--- start PROVIDED DATA ---

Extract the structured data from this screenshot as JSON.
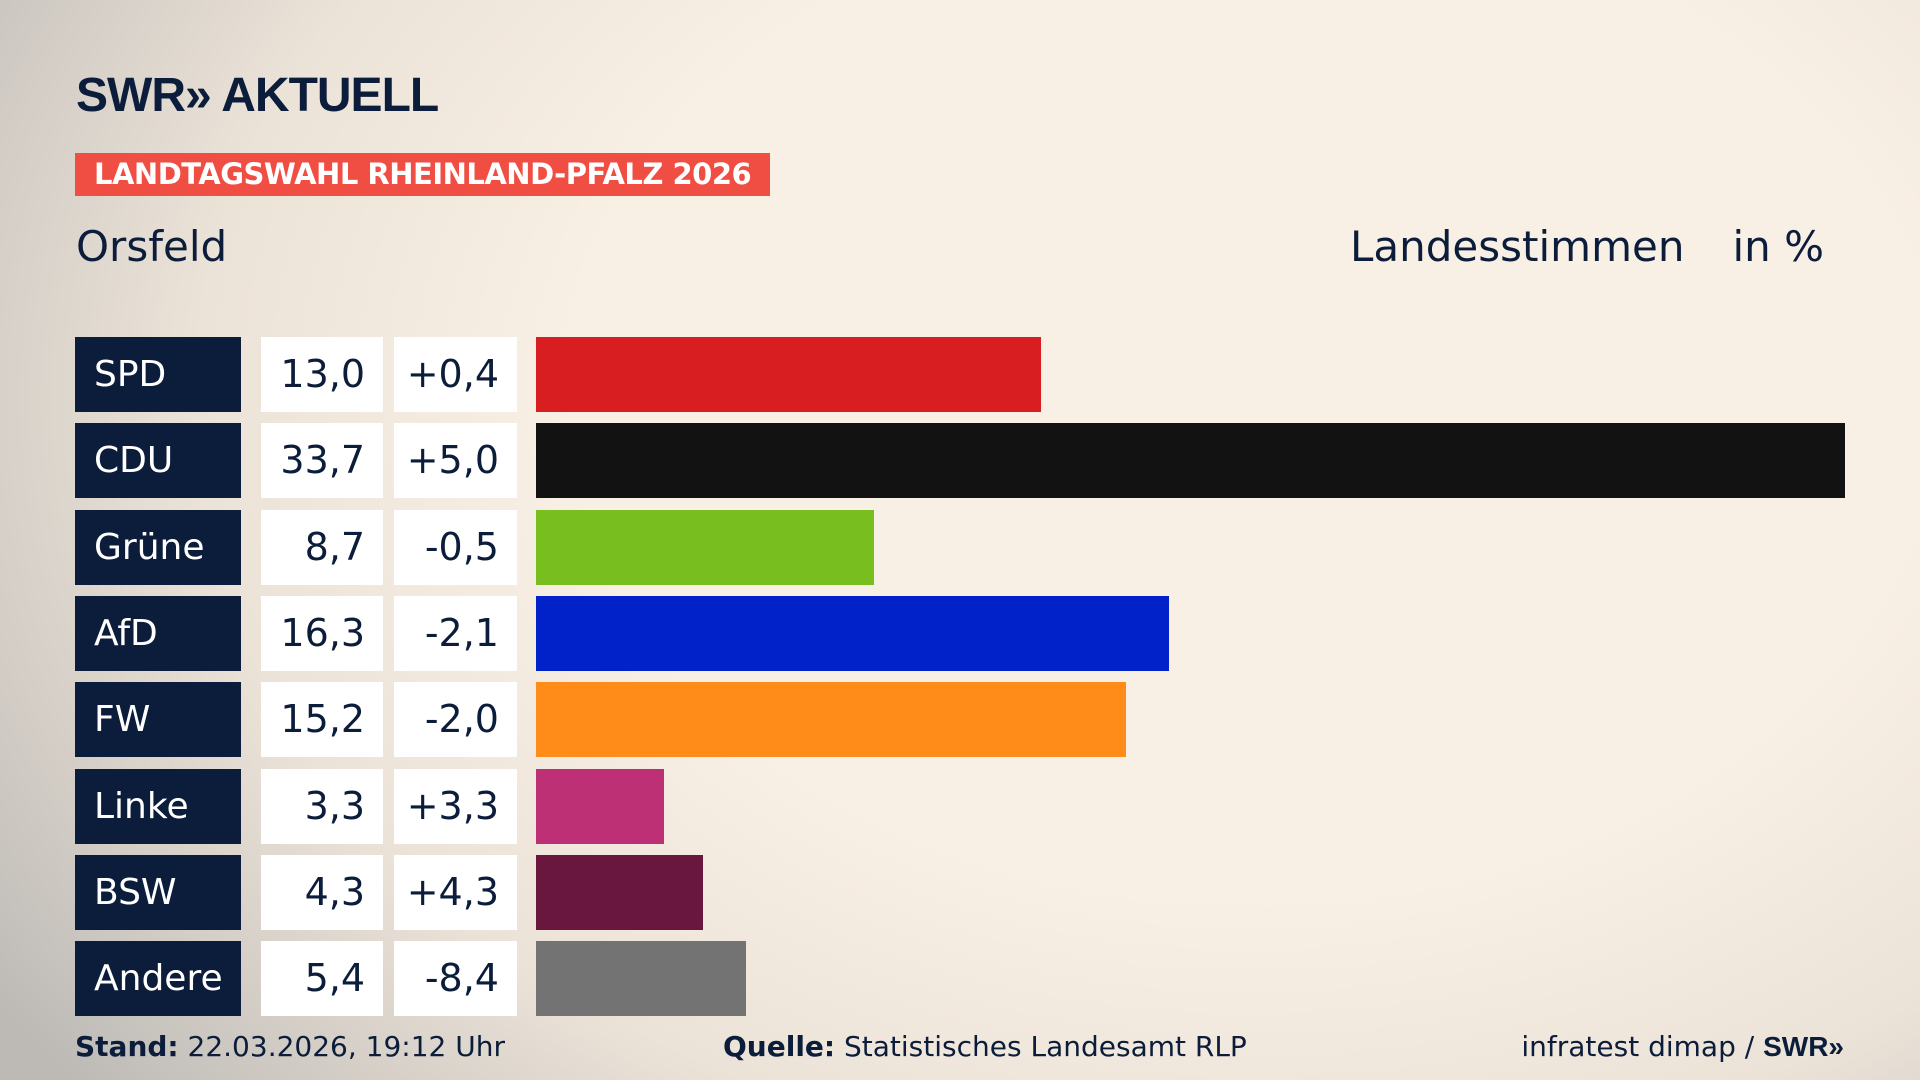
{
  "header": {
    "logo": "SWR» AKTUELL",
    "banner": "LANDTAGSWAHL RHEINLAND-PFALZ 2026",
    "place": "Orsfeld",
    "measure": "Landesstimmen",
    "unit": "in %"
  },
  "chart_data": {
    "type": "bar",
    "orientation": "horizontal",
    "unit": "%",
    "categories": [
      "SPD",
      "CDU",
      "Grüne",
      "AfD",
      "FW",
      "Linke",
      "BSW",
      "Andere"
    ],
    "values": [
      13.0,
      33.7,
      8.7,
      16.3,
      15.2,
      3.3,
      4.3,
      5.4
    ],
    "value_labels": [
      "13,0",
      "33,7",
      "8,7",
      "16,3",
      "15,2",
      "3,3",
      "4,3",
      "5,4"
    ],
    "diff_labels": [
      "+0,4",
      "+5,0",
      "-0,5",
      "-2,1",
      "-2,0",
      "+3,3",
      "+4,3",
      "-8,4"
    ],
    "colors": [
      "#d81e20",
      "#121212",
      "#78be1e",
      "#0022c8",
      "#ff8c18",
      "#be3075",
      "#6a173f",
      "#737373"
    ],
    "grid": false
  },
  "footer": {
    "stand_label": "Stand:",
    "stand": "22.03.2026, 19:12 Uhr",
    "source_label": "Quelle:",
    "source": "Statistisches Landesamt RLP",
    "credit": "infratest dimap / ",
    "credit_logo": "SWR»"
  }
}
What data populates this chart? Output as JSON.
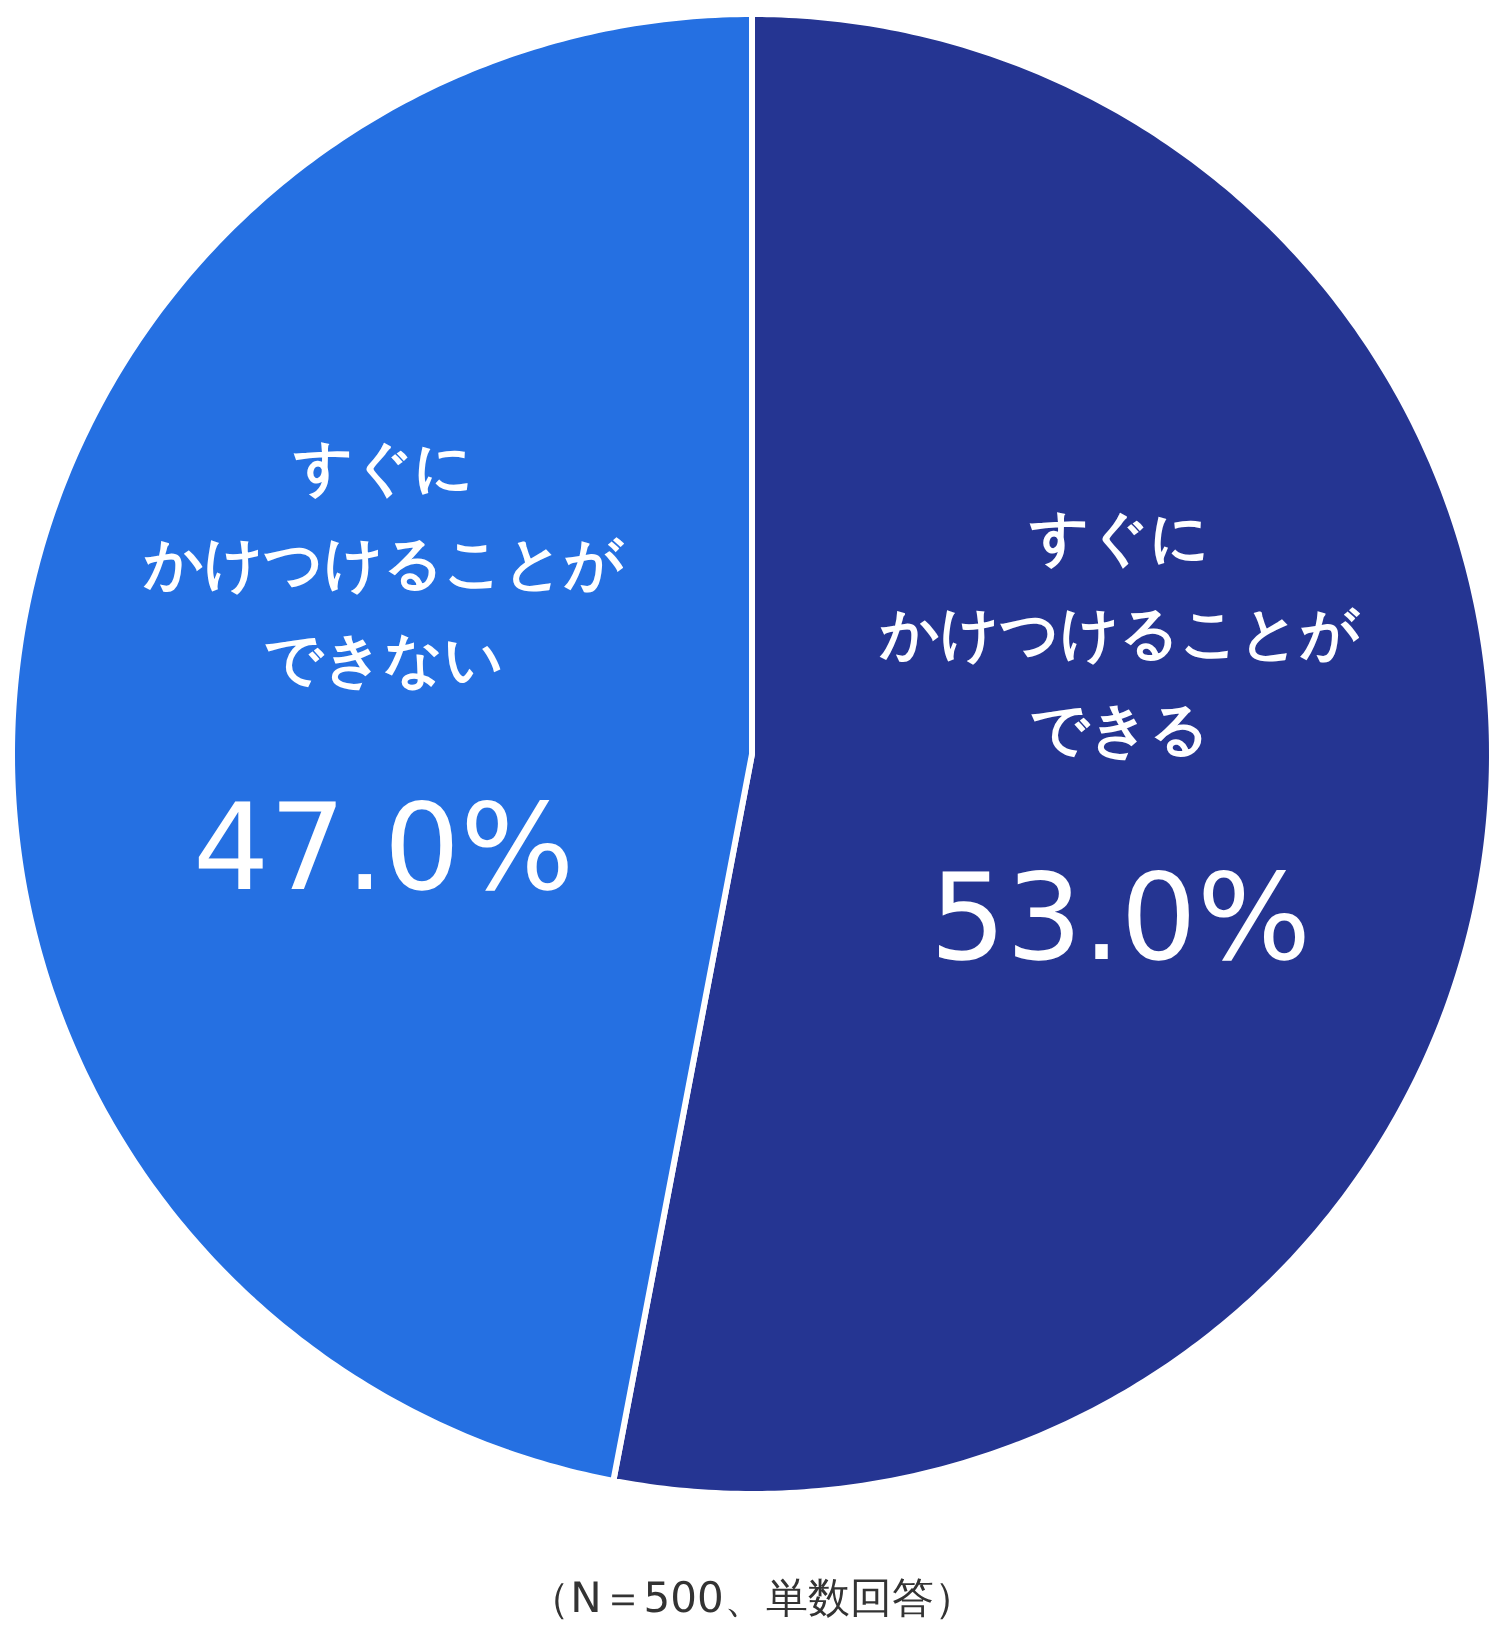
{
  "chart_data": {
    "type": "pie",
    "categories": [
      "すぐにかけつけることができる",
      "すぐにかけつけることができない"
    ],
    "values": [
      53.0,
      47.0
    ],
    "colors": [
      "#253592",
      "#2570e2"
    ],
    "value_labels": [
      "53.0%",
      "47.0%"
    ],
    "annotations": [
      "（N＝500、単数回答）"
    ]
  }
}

--- end PROVIDED DATA ---

## [INSTRUCTION]
Write down only the number of lines that contain the string "JSON" in the listing.

## [RESPONSE]
2